(Extracts from a graphics dataset)
......
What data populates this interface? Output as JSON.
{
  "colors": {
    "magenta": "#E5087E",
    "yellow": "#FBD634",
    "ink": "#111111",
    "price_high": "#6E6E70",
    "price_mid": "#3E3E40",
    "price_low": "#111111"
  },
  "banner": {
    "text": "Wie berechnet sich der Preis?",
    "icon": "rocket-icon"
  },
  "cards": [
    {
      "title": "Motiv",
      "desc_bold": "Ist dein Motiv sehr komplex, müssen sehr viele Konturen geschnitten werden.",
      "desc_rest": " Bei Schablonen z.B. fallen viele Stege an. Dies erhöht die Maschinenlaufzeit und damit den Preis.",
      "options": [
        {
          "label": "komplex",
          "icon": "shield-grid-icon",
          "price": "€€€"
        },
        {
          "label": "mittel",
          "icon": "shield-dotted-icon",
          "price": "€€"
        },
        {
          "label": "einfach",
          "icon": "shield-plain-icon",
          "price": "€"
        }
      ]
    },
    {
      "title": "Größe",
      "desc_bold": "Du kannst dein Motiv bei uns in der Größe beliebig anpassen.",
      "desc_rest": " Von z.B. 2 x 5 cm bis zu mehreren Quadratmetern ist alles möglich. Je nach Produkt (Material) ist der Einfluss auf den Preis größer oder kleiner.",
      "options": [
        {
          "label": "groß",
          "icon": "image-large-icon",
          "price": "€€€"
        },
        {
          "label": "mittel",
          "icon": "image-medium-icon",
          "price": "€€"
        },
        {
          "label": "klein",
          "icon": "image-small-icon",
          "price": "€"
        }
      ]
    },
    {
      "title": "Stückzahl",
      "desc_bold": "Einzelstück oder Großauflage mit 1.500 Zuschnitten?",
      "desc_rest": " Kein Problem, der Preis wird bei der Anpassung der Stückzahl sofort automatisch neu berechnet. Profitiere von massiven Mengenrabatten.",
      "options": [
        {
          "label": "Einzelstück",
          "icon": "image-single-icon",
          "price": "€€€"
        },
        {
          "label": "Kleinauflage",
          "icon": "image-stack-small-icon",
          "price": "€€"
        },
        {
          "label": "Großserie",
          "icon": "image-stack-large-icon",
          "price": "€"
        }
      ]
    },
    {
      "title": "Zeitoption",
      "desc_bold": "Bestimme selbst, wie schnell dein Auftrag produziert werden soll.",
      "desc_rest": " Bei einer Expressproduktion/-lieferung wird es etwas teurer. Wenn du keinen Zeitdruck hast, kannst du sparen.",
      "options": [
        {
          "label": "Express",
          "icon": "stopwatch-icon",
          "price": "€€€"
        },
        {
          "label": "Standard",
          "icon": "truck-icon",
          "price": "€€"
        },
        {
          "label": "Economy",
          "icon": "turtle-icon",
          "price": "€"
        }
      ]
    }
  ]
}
......
- [Exercise]: Reproduce every line of the listing above in which the string "large" appears.

- [Response]:
          "icon": "image-large-icon",
          "icon": "image-stack-large-icon",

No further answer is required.